> **Description of the task**: Reproduce the listing below without changes, except that pictures are left out.
════════════════════
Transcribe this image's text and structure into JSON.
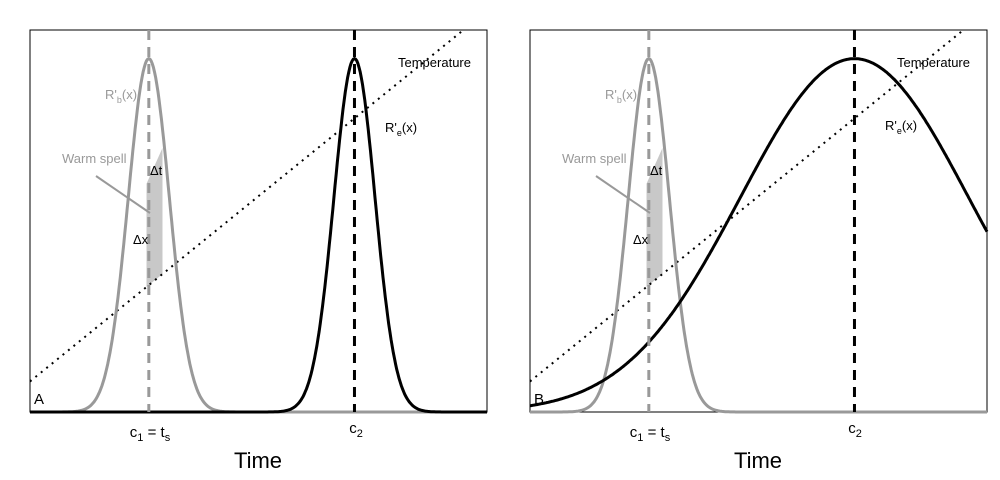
{
  "figure": {
    "xlabel": "Time",
    "colors": {
      "gray": "#999999",
      "black": "#000000",
      "fill": "#c8c8c8"
    }
  },
  "panels": [
    {
      "id": "A",
      "label": "A",
      "c1_label": [
        "c",
        "1",
        " = t",
        "s"
      ],
      "c2_label": [
        "c",
        "2"
      ],
      "rb_label": [
        "R'",
        "b",
        "(x)"
      ],
      "re_label": [
        "R'",
        "e",
        "(x)"
      ],
      "temp_label": "Temperature",
      "warm_label": "Warm spell",
      "dt_label": "Δt",
      "dx_label": "Δx",
      "curve_b": {
        "center": 0.26,
        "sd": 0.045
      },
      "curve_e": {
        "center": 0.71,
        "sd": 0.045
      },
      "temperature": {
        "start": 0.08,
        "end": 1.05
      }
    },
    {
      "id": "B",
      "label": "B",
      "c1_label": [
        "c",
        "1",
        " = t",
        "s"
      ],
      "c2_label": [
        "c",
        "2"
      ],
      "rb_label": [
        "R'",
        "b",
        "(x)"
      ],
      "re_label": [
        "R'",
        "e",
        "(x)"
      ],
      "temp_label": "Temperature",
      "warm_label": "Warm spell",
      "dt_label": "Δt",
      "dx_label": "Δx",
      "curve_b": {
        "center": 0.26,
        "sd": 0.045
      },
      "curve_e": {
        "center": 0.71,
        "sd": 0.25
      },
      "temperature": {
        "start": 0.08,
        "end": 1.05
      }
    }
  ]
}
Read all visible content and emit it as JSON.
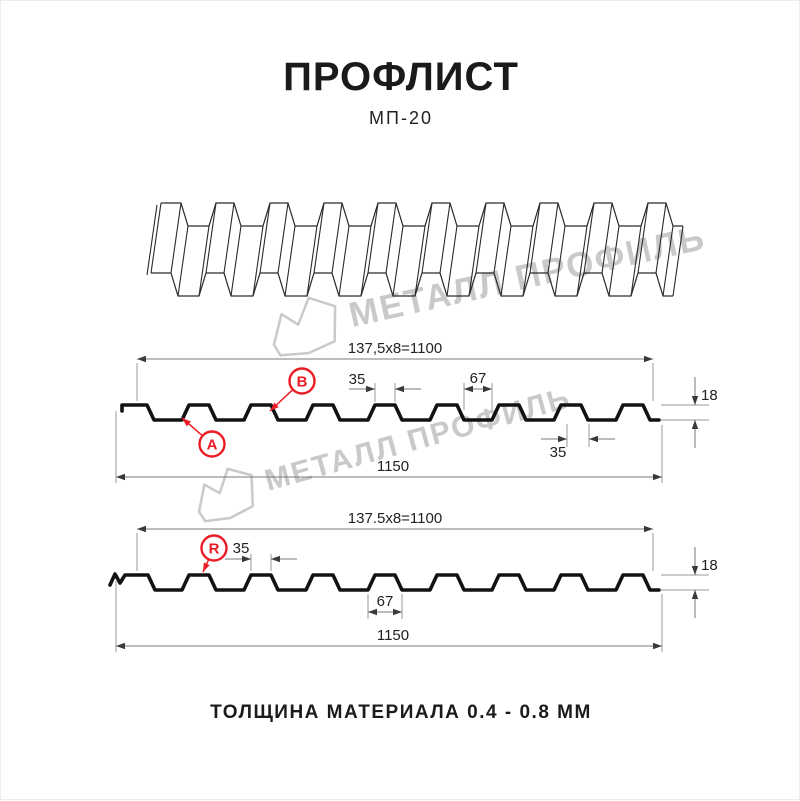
════════════════════
> **Written answer**:
Transcribe this image's text and structure into JSON.
{
  "figure": {
    "xlabel": "Time",
    "colors": {
      "gray": "#999999",
      "black": "#000000",
      "fill": "#c8c8c8"
    }
  },
  "panels": [
    {
      "id": "A",
      "label": "A",
      "c1_label": [
        "c",
        "1",
        " = t",
        "s"
      ],
      "c2_label": [
        "c",
        "2"
      ],
      "rb_label": [
        "R'",
        "b",
        "(x)"
      ],
      "re_label": [
        "R'",
        "e",
        "(x)"
      ],
      "temp_label": "Temperature",
      "warm_label": "Warm spell",
      "dt_label": "Δt",
      "dx_label": "Δx",
      "curve_b": {
        "center": 0.26,
        "sd": 0.045
      },
      "curve_e": {
        "center": 0.71,
        "sd": 0.045
      },
      "temperature": {
        "start": 0.08,
        "end": 1.05
      }
    },
    {
      "id": "B",
      "label": "B",
      "c1_label": [
        "c",
        "1",
        " = t",
        "s"
      ],
      "c2_label": [
        "c",
        "2"
      ],
      "rb_label": [
        "R'",
        "b",
        "(x)"
      ],
      "re_label": [
        "R'",
        "e",
        "(x)"
      ],
      "temp_label": "Temperature",
      "warm_label": "Warm spell",
      "dt_label": "Δt",
      "dx_label": "Δx",
      "curve_b": {
        "center": 0.26,
        "sd": 0.045
      },
      "curve_e": {
        "center": 0.71,
        "sd": 0.25
      },
      "temperature": {
        "start": 0.08,
        "end": 1.05
      }
    }
  ]
}
Read all visible content and emit it as JSON.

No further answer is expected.